START
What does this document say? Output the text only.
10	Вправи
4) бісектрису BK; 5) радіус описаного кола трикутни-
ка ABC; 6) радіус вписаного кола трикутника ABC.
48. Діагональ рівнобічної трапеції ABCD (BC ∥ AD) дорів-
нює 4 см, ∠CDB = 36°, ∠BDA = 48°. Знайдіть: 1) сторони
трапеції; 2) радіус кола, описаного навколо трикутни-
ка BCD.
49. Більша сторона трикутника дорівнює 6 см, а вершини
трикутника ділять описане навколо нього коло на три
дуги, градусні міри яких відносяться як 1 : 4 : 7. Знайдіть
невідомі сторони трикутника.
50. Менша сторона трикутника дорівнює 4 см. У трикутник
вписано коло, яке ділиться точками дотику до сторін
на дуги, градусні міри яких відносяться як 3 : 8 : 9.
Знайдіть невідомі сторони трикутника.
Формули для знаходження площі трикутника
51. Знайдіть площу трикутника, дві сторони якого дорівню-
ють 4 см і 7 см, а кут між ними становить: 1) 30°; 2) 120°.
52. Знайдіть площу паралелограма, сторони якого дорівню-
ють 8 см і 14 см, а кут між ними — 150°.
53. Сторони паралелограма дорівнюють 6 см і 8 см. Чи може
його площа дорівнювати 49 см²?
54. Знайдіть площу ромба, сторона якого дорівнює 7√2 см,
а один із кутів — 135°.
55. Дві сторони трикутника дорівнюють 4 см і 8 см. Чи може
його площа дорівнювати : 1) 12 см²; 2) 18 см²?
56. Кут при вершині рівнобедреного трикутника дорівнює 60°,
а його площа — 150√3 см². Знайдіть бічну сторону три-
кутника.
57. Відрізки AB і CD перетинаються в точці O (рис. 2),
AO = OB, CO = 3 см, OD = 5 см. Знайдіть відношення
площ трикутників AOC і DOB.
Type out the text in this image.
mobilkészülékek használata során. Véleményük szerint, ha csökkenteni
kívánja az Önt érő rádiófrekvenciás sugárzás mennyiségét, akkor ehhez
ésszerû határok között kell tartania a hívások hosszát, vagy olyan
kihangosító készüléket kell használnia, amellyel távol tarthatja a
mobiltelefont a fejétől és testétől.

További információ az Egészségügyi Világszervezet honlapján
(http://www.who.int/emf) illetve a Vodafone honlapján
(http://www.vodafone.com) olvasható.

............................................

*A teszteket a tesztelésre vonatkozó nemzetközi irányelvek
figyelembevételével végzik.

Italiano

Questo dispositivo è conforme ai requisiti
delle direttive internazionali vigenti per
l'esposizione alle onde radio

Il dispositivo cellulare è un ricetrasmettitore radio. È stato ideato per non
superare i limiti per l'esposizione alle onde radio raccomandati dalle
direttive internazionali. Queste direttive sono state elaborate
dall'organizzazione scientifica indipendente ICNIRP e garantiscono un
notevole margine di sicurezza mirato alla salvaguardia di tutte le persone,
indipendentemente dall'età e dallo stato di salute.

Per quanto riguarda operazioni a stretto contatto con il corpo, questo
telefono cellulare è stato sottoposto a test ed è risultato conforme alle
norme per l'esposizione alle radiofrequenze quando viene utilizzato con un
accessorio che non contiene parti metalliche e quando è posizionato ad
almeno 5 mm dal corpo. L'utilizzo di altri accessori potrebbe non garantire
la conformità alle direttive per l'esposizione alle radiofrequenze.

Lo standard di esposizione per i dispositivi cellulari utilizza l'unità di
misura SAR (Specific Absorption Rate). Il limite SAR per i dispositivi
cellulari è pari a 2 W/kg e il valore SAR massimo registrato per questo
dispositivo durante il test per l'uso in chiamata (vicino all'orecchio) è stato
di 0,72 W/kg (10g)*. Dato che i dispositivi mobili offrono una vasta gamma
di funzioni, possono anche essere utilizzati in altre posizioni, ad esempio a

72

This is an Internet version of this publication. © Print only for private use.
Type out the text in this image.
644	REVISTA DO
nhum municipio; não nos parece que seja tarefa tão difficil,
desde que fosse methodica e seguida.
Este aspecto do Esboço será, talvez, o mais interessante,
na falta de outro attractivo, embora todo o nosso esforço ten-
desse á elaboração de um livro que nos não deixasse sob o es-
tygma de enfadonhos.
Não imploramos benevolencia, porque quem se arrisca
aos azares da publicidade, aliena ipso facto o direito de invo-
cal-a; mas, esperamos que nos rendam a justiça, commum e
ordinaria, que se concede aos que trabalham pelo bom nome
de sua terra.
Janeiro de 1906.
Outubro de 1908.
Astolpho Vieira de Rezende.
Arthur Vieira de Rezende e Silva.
END
▶ REQUIREMENTS
Look through the listing and extract every line with "cellulari" in it.

▶ COMPLETE RESPONSE
Lo standard di esposizione per i dispositivi cellulari utilizza l'unità di
cellulari è pari a 2 W/kg e il valore SAR massimo registrato per questo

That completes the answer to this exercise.